- WORK TO BE COMPLETED:
Copy out each line that mentions the word "play".

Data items
-- -- --
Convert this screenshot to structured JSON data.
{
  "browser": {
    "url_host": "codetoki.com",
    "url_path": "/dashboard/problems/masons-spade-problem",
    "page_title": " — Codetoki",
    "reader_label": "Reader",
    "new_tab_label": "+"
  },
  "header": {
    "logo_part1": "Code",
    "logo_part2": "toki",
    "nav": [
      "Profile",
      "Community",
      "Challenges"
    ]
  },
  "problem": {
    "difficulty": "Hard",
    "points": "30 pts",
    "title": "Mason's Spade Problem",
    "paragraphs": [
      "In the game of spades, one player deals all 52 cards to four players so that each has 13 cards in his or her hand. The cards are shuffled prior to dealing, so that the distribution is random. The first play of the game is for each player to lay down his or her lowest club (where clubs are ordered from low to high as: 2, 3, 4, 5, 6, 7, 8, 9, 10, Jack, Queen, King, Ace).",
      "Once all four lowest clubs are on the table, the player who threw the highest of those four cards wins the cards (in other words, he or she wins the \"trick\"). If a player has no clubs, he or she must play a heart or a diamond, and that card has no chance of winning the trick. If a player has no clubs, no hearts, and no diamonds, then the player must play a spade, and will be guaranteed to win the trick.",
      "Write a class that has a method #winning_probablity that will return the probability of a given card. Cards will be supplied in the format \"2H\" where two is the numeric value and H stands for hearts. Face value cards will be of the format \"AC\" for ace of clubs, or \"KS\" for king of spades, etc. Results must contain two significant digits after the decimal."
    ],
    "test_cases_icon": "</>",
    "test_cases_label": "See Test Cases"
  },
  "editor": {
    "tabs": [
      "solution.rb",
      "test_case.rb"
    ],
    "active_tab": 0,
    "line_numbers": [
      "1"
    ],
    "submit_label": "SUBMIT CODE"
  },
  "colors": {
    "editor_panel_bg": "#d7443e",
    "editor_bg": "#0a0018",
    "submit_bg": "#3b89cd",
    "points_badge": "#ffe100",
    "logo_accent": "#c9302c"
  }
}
-- -- --
- FULL ANSWER:
      "In the game of spades, one player deals all 52 cards to four players so that each has 13 cards in his or her hand. The cards are shuffled prior to dealing, so that the distribution is random. The first play of the game is for each player to lay down his or her lowest club (where clubs are ordered from low to high as: 2, 3, 4, 5, 6, 7, 8, 9, 10, Jack, Queen, King, Ace).",
      "Once all four lowest clubs are on the table, the player who threw the highest of those four cards wins the cards (in other words, he or she wins the \"trick\"). If a player has no clubs, he or she must play a heart or a diamond, and that card has no chance of winning the trick. If a player has no clubs, no hearts, and no diamonds, then the player must play a spade, and will be guaranteed to win the trick.",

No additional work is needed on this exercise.